*Task to carry out*:
Rename "logE" to "log(E)" everywhere in the listing below and change nothing else. Leave the pictures out of your answer.

*Provided information*:
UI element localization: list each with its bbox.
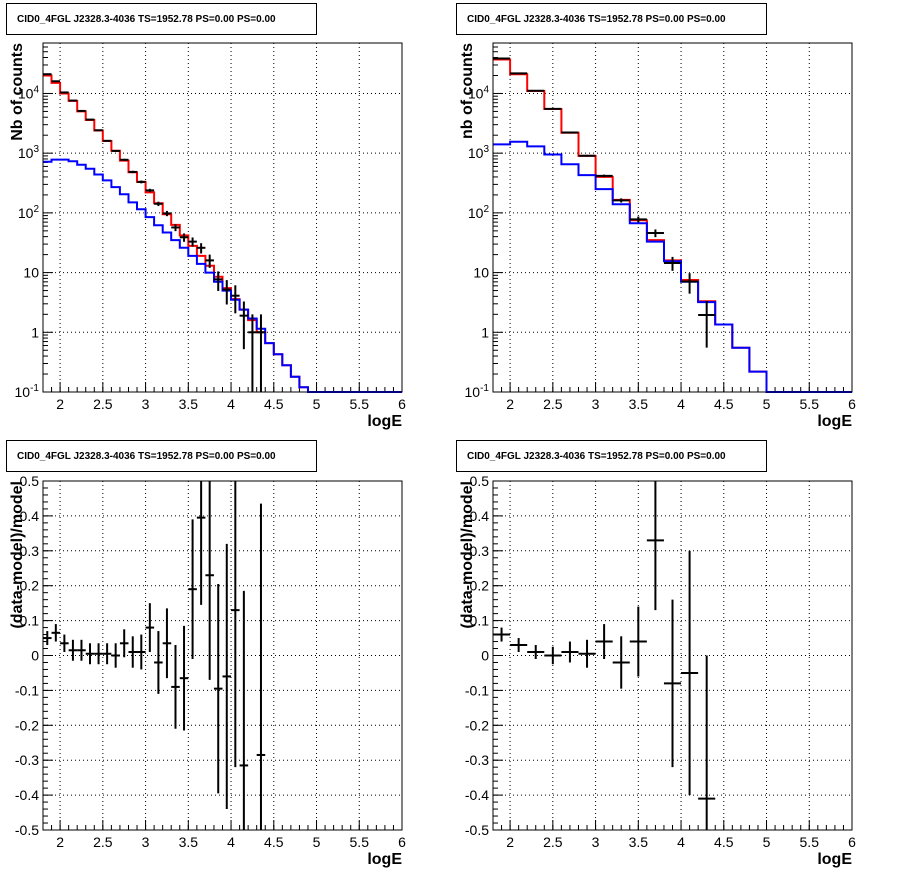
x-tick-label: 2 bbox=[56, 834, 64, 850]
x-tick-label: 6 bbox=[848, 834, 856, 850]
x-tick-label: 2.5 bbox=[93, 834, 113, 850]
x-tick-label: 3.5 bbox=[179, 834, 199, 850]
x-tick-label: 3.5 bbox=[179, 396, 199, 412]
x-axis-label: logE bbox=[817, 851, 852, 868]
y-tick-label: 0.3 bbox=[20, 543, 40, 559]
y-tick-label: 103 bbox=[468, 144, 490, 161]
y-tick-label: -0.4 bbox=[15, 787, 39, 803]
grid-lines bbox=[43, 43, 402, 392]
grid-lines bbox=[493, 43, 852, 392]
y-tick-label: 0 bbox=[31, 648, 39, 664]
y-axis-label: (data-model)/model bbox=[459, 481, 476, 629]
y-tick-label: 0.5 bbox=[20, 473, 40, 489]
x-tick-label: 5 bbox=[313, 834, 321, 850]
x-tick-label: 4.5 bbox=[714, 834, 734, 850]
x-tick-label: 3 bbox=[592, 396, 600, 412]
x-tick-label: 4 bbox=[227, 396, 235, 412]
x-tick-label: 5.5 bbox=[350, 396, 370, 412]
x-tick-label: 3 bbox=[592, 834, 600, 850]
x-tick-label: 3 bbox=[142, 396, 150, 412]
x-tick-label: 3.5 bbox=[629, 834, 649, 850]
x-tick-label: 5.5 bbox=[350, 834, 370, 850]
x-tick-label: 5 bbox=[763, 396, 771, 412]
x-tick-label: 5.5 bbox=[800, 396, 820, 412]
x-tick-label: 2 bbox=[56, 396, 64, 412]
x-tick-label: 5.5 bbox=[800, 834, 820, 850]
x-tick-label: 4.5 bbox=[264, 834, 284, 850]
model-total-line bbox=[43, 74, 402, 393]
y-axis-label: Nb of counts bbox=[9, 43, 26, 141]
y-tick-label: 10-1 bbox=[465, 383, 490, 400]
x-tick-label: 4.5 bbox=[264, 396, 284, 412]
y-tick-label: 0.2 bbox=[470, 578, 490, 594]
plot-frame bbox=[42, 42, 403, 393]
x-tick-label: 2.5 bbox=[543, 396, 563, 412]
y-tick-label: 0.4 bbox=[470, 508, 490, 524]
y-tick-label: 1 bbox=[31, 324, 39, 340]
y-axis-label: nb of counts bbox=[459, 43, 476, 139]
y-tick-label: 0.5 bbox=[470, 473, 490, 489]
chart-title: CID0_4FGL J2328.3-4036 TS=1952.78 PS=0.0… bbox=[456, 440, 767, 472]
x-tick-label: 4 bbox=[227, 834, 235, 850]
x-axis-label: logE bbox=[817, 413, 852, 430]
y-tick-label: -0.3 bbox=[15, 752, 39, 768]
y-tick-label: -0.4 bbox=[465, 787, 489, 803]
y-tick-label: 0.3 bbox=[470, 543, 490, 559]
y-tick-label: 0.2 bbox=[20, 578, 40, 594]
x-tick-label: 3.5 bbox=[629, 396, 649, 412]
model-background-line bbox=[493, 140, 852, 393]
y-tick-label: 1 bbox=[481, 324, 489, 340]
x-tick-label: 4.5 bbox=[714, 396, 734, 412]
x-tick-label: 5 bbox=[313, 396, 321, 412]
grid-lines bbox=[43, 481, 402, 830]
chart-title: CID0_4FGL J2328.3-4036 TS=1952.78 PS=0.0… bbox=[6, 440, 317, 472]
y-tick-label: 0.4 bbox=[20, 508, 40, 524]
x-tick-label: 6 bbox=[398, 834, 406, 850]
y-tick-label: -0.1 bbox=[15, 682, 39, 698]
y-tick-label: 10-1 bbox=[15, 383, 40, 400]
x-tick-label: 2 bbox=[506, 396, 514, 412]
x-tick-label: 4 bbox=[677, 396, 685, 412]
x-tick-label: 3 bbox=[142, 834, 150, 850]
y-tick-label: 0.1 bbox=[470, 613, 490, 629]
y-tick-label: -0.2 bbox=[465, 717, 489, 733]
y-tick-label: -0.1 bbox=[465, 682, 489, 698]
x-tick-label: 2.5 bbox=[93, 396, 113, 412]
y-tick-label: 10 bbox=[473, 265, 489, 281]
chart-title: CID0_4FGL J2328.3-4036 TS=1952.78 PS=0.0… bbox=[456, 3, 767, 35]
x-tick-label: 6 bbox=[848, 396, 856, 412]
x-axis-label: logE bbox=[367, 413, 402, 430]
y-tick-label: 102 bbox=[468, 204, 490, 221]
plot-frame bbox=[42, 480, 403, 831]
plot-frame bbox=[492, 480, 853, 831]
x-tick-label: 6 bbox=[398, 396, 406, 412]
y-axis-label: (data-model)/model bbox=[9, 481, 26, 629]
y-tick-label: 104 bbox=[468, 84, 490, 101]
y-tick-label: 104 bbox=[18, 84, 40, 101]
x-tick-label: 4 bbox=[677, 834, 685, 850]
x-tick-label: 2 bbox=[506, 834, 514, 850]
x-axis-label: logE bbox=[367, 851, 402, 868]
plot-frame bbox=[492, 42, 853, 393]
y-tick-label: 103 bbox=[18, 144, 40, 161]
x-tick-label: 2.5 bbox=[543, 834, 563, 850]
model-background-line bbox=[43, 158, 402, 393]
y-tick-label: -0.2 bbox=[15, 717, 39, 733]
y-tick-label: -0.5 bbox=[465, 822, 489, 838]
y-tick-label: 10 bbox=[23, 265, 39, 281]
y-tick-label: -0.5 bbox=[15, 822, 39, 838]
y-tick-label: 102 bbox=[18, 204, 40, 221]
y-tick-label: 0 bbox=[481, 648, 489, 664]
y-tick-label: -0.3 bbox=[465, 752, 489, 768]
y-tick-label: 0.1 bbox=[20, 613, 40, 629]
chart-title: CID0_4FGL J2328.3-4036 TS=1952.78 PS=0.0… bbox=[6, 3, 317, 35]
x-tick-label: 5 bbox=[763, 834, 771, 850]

*Expected answer*:
UI element localization: list each with its bbox.
x-tick-label: 2 bbox=[56, 834, 64, 850]
x-tick-label: 6 bbox=[848, 834, 856, 850]
x-tick-label: 2.5 bbox=[93, 834, 113, 850]
x-tick-label: 3.5 bbox=[179, 834, 199, 850]
x-tick-label: 3.5 bbox=[179, 396, 199, 412]
x-axis-label: log(E) bbox=[817, 851, 852, 868]
y-tick-label: 0.3 bbox=[20, 543, 40, 559]
y-tick-label: 103 bbox=[468, 144, 490, 161]
y-tick-label: -0.4 bbox=[15, 787, 39, 803]
grid-lines bbox=[43, 43, 402, 392]
grid-lines bbox=[493, 43, 852, 392]
y-tick-label: 0 bbox=[31, 648, 39, 664]
y-axis-label: (data-model)/model bbox=[459, 481, 476, 629]
y-tick-label: 0.5 bbox=[20, 473, 40, 489]
x-tick-label: 5 bbox=[313, 834, 321, 850]
x-tick-label: 4.5 bbox=[714, 834, 734, 850]
x-tick-label: 3 bbox=[592, 396, 600, 412]
x-tick-label: 4 bbox=[227, 396, 235, 412]
x-tick-label: 5.5 bbox=[350, 396, 370, 412]
x-tick-label: 3 bbox=[592, 834, 600, 850]
x-tick-label: 3 bbox=[142, 396, 150, 412]
x-tick-label: 3.5 bbox=[629, 834, 649, 850]
x-tick-label: 5.5 bbox=[350, 834, 370, 850]
x-tick-label: 5 bbox=[763, 396, 771, 412]
x-tick-label: 5.5 bbox=[800, 396, 820, 412]
x-tick-label: 2 bbox=[56, 396, 64, 412]
x-tick-label: 5.5 bbox=[800, 834, 820, 850]
x-tick-label: 4.5 bbox=[264, 834, 284, 850]
model-total-line bbox=[43, 74, 402, 393]
y-axis-label: Nb of counts bbox=[9, 43, 26, 141]
y-tick-label: 10-1 bbox=[465, 383, 490, 400]
x-tick-label: 4.5 bbox=[264, 396, 284, 412]
y-tick-label: 0.2 bbox=[470, 578, 490, 594]
plot-frame bbox=[42, 42, 403, 393]
x-tick-label: 2.5 bbox=[543, 396, 563, 412]
y-tick-label: 0.4 bbox=[470, 508, 490, 524]
y-tick-label: 1 bbox=[31, 324, 39, 340]
y-axis-label: nb of counts bbox=[459, 43, 476, 139]
y-tick-label: 0.5 bbox=[470, 473, 490, 489]
chart-title: CID0_4FGL J2328.3-4036 TS=1952.78 PS=0.0… bbox=[456, 440, 767, 472]
x-tick-label: 4 bbox=[227, 834, 235, 850]
x-axis-label: log(E) bbox=[817, 413, 852, 430]
y-tick-label: -0.3 bbox=[15, 752, 39, 768]
y-tick-label: -0.4 bbox=[465, 787, 489, 803]
y-tick-label: 0.3 bbox=[470, 543, 490, 559]
y-tick-label: 0.2 bbox=[20, 578, 40, 594]
x-tick-label: 3.5 bbox=[629, 396, 649, 412]
model-background-line bbox=[493, 140, 852, 393]
y-tick-label: 1 bbox=[481, 324, 489, 340]
x-tick-label: 4.5 bbox=[714, 396, 734, 412]
x-tick-label: 5 bbox=[313, 396, 321, 412]
grid-lines bbox=[43, 481, 402, 830]
chart-title: CID0_4FGL J2328.3-4036 TS=1952.78 PS=0.0… bbox=[6, 440, 317, 472]
y-tick-label: 0.4 bbox=[20, 508, 40, 524]
x-tick-label: 6 bbox=[398, 834, 406, 850]
y-tick-label: -0.1 bbox=[15, 682, 39, 698]
y-tick-label: 10-1 bbox=[15, 383, 40, 400]
x-tick-label: 2 bbox=[506, 396, 514, 412]
x-tick-label: 4 bbox=[677, 396, 685, 412]
x-tick-label: 3 bbox=[142, 834, 150, 850]
y-tick-label: 0.1 bbox=[470, 613, 490, 629]
y-tick-label: -0.2 bbox=[465, 717, 489, 733]
y-tick-label: -0.1 bbox=[465, 682, 489, 698]
x-tick-label: 2.5 bbox=[93, 396, 113, 412]
y-tick-label: 10 bbox=[473, 265, 489, 281]
chart-title: CID0_4FGL J2328.3-4036 TS=1952.78 PS=0.0… bbox=[456, 3, 767, 35]
x-tick-label: 6 bbox=[848, 396, 856, 412]
x-axis-label: log(E) bbox=[367, 413, 402, 430]
y-tick-label: 102 bbox=[468, 204, 490, 221]
plot-frame bbox=[42, 480, 403, 831]
plot-frame bbox=[492, 480, 853, 831]
x-tick-label: 6 bbox=[398, 396, 406, 412]
y-axis-label: (data-model)/model bbox=[9, 481, 26, 629]
y-tick-label: 104 bbox=[468, 84, 490, 101]
y-tick-label: 104 bbox=[18, 84, 40, 101]
x-tick-label: 4 bbox=[677, 834, 685, 850]
x-tick-label: 2 bbox=[506, 834, 514, 850]
x-axis-label: log(E) bbox=[367, 851, 402, 868]
plot-frame bbox=[492, 42, 853, 393]
y-tick-label: 103 bbox=[18, 144, 40, 161]
x-tick-label: 2.5 bbox=[543, 834, 563, 850]
model-background-line bbox=[43, 158, 402, 393]
y-tick-label: -0.2 bbox=[15, 717, 39, 733]
y-tick-label: -0.5 bbox=[465, 822, 489, 838]
y-tick-label: 10 bbox=[23, 265, 39, 281]
y-tick-label: -0.5 bbox=[15, 822, 39, 838]
y-tick-label: 102 bbox=[18, 204, 40, 221]
y-tick-label: 0 bbox=[481, 648, 489, 664]
y-tick-label: -0.3 bbox=[465, 752, 489, 768]
y-tick-label: 0.1 bbox=[20, 613, 40, 629]
chart-title: CID0_4FGL J2328.3-4036 TS=1952.78 PS=0.0… bbox=[6, 3, 317, 35]
x-tick-label: 5 bbox=[763, 834, 771, 850]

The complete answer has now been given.